[Records from a data source]

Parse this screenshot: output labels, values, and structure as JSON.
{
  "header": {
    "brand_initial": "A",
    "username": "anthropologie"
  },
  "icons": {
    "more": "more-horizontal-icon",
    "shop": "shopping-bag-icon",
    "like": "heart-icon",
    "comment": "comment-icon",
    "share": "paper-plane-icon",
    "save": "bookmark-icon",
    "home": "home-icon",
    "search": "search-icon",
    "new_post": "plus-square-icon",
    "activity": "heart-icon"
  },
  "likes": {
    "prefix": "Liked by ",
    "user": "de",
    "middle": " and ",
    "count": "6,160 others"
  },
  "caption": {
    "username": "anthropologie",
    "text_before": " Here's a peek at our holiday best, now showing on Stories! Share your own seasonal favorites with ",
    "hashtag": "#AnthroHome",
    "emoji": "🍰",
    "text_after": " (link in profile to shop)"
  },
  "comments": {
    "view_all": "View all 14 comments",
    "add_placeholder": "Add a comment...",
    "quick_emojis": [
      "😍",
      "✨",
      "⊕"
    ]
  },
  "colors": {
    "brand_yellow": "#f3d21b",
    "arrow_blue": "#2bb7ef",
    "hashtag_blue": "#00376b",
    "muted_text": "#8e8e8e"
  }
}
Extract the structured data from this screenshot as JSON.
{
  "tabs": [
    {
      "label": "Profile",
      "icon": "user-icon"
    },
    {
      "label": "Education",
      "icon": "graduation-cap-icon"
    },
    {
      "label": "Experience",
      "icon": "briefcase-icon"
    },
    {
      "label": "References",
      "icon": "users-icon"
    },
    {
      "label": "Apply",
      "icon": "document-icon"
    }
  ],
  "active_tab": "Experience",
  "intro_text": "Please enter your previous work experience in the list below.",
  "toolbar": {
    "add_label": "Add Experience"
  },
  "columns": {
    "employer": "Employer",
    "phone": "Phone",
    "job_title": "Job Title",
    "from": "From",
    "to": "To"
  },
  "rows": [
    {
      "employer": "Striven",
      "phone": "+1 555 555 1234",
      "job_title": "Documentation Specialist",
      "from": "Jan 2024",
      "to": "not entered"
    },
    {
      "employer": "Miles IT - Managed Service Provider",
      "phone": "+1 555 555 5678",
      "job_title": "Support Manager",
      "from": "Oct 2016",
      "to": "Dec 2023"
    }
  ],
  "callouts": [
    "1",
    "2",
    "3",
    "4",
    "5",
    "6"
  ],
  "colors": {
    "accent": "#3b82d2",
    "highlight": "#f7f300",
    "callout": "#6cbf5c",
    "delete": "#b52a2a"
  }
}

Do this ▸ Reply with only the number of lines in the entries that contain the word "anthropologie".

Written reply ▸ 2